-- begin Selected text --

Historically speaking it was never allowed to use low_latency from a port
that did tty_flip_buffer_push from an IRQ as opposed to scheduling work.
The code also rather pre-dates threaded IRQ but that may well be a better
approach.
IMHO the right fix is to fastpath most of the tty layer (non N_TTY ldisc,
N_TTY without ICANON or ECHO*). Most of the remaining tty locking would
then go away almost entirely for these cases and we'd massively improve
things like our dismal 3G modem performance.
Likewise the termios lock can go by using RCU and passing the termios
struct into the driver as a copy of the RCU managed object (so we can
deal with sleeping drivers). Termios structs are tiny so the copying
overhead is basically nil.
It just needs someone sufficiently crazy and with a fair bit of time to
actually do the heavy lifting. I've been poking at bits of it but the
changes when switching ldisc are not entirely trivial and the N_TTY
fastpaths are quite a lot of work. Thankfully the non N_TTY ones are
simple.

-- end Selected text --
-- begin Dataset records --

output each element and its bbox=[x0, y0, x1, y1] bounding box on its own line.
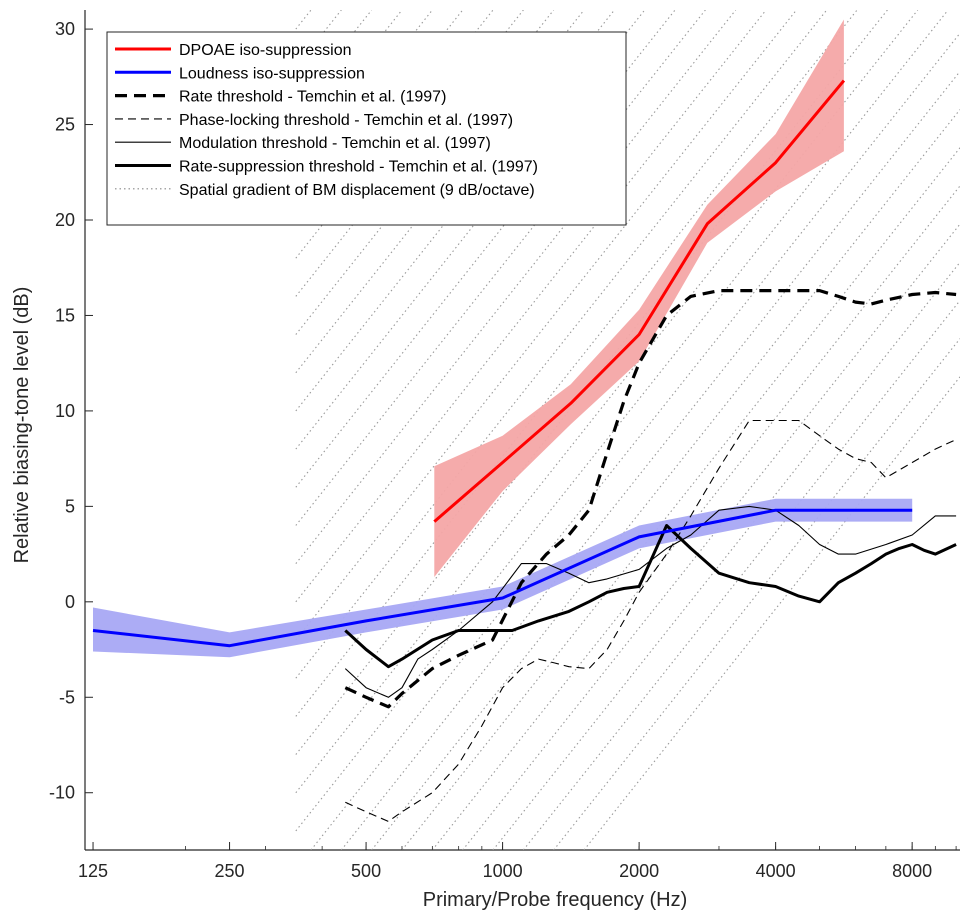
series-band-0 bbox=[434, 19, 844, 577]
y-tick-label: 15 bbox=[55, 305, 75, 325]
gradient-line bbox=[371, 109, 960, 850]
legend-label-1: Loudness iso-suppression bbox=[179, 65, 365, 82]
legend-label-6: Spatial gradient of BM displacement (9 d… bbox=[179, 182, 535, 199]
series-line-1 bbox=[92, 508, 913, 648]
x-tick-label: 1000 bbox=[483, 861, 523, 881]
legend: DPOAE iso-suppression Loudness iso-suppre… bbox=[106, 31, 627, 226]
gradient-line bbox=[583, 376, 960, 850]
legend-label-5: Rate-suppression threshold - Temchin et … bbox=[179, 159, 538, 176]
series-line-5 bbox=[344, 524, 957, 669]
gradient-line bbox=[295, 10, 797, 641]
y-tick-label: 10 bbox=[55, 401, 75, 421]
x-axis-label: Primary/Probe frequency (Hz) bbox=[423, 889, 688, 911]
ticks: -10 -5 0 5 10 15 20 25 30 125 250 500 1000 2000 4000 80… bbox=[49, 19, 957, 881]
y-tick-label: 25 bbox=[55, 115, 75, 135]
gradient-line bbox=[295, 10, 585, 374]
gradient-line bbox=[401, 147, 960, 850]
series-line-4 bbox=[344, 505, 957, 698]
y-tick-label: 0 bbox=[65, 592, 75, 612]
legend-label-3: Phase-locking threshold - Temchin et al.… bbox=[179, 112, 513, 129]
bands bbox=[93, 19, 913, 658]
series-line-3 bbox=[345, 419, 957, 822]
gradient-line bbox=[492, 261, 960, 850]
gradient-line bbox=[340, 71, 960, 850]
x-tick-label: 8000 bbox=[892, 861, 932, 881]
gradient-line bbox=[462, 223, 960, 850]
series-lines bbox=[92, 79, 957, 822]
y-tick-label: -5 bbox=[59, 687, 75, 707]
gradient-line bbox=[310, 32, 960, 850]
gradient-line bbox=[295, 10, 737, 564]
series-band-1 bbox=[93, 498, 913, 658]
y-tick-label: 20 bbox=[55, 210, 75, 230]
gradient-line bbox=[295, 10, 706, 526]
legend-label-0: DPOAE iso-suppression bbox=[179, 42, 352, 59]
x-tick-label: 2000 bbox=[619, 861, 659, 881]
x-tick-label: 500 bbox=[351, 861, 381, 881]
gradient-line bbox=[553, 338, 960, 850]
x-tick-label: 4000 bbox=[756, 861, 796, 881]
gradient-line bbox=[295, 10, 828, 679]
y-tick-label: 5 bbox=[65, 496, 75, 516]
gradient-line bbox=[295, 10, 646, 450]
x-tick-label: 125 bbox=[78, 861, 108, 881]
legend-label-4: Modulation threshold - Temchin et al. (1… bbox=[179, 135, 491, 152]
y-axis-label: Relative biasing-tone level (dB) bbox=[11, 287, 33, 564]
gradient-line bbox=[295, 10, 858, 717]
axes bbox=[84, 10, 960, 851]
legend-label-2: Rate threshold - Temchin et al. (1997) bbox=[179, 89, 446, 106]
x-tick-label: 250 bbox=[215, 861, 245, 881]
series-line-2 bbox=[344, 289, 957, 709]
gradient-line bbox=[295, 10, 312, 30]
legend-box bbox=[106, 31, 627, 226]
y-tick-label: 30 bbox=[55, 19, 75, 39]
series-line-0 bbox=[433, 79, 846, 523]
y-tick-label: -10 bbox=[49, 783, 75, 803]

-- end Dataset records --
-- begin Dataset records --

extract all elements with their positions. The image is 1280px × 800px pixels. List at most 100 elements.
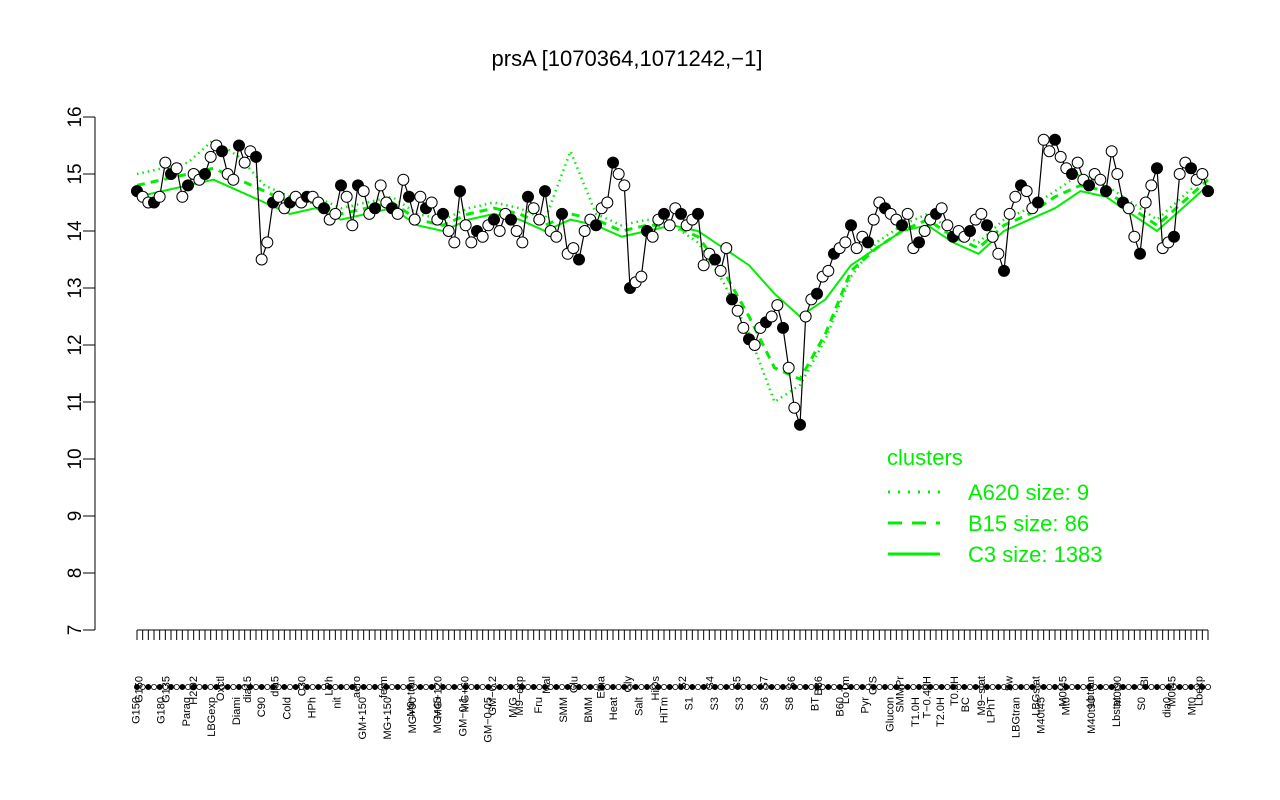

-- end Dataset records --

■ Exercise details ■
Reproduce word for word the passage in the text on tty locking that starts with the words containing "Historically speaking it" and ends with "3G modem performance.".

■ Finished answer ■
Historically speaking it was never allowed to use low_latency from a port
that did tty_flip_buffer_push from an IRQ as opposed to scheduling work.
The code also rather pre-dates threaded IRQ but that may well be a better
approach.
IMHO the right fix is to fastpath most of the tty layer (non N_TTY ldisc,
N_TTY without ICANON or ECHO*). Most of the remaining tty locking would
then go away almost entirely for these cases and we'd massively improve
things like our dismal 3G modem performance.